(begin)

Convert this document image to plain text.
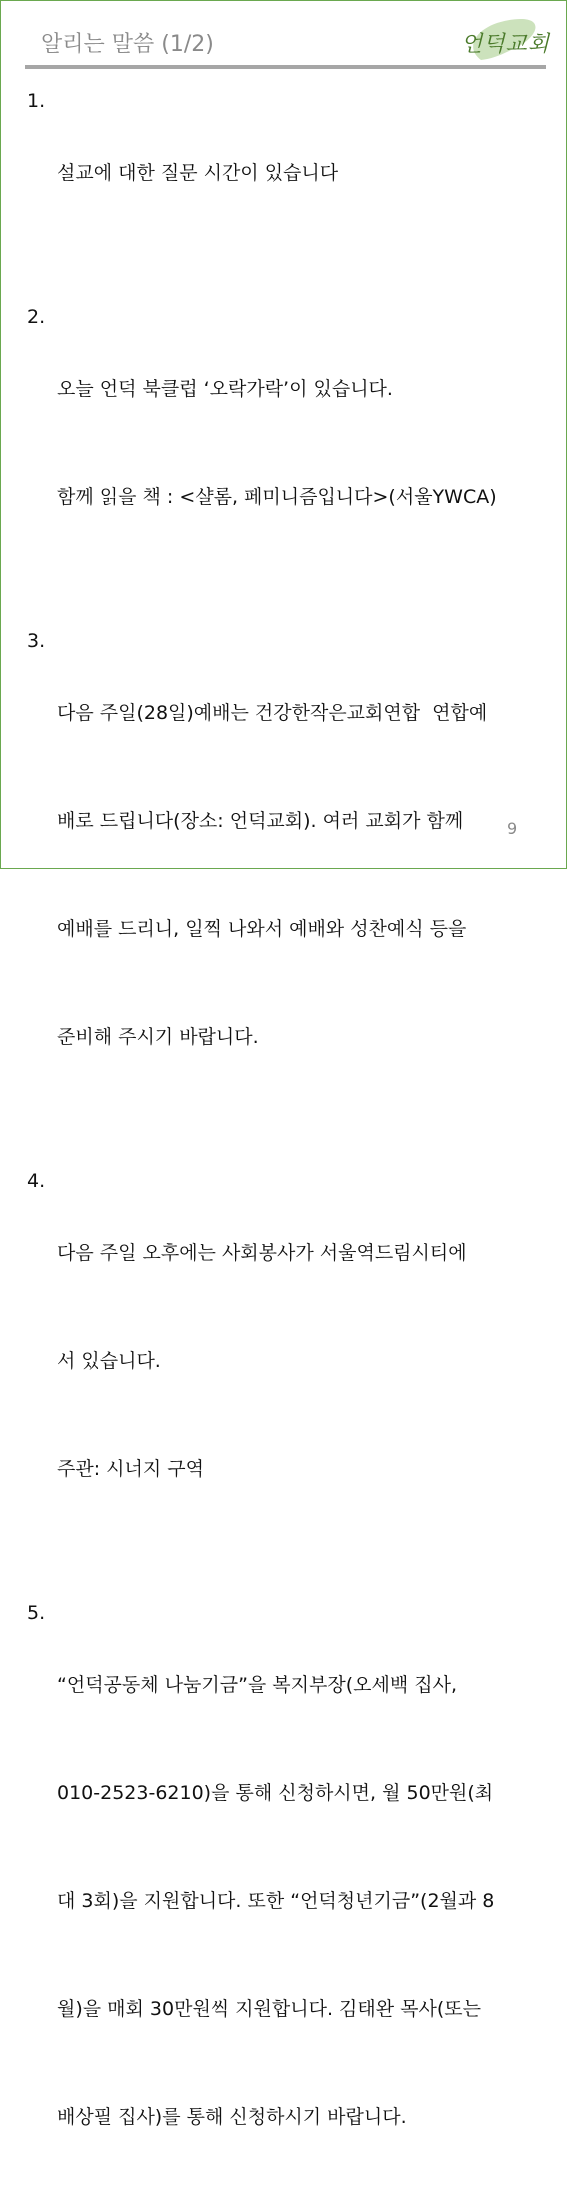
알리는 말씀 (1/2)	언덕교회
1.

설교에 대한 질문 시간이 있습니다

2.

오늘 언덕 북클럽 ‘오락가락’이 있습니다.

함께 읽을 책 : <샬롬, 페미니즘입니다>(서울YWCA)

3.

다음 주일(28일)예배는 건강한작은교회연합  연합예

배로 드립니다(장소: 언덕교회). 여러 교회가 함께

예배를 드리니, 일찍 나와서 예배와 성찬예식 등을

준비해 주시기 바랍니다.

4.

다음 주일 오후에는 사회봉사가 서울역드림시티에

서 있습니다.

주관: 시너지 구역

5.

“언덕공동체 나눔기금”을 복지부장(오세백 집사,

010-2523-6210)을 통해 신청하시면, 월 50만원(최

대 3회)을 지원합니다. 또한 “언덕청년기금”(2월과 8

월)을 매회 30만원씩 지원합니다. 김태완 목사(또는

배상필 집사)를 통해 신청하시기 바랍니다.

9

(end)

### Work to complete
Provide only the number of lines in the entries that hold the word "지원합니다".

### Written response
2